## Exercise
Go through the material and pull out every line with the string "type" in it.

[Rows from a dataset]
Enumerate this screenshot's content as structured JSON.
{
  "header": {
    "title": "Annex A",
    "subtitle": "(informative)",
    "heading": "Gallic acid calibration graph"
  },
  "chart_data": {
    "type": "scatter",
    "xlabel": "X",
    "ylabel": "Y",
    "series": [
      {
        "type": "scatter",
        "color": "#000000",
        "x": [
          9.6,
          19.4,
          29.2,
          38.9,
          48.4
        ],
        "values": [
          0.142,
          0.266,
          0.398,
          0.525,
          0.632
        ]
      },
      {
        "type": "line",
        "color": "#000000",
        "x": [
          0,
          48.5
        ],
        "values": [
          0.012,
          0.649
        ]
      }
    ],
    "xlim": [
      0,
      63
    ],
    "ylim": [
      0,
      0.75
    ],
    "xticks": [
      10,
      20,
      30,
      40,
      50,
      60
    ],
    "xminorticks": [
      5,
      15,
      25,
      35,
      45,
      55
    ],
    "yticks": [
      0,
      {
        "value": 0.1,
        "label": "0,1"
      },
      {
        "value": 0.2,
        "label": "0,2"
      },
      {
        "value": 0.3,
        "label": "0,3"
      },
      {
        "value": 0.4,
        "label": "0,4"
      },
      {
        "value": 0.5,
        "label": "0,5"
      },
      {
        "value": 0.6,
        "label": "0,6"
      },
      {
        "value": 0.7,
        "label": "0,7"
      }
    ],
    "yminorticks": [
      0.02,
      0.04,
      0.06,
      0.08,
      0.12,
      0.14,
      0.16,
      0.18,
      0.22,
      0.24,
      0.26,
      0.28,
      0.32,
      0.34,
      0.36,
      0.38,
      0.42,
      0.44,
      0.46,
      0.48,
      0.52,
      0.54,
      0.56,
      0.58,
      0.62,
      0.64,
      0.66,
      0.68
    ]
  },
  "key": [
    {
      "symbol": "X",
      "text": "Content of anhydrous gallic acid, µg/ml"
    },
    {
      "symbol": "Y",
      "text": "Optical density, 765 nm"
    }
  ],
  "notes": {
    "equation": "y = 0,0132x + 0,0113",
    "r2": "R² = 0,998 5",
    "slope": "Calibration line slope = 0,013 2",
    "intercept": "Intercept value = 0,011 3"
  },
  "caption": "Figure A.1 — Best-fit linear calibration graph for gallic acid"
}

## Output below
    "type": "scatter",
        "type": "scatter",
        "type": "line",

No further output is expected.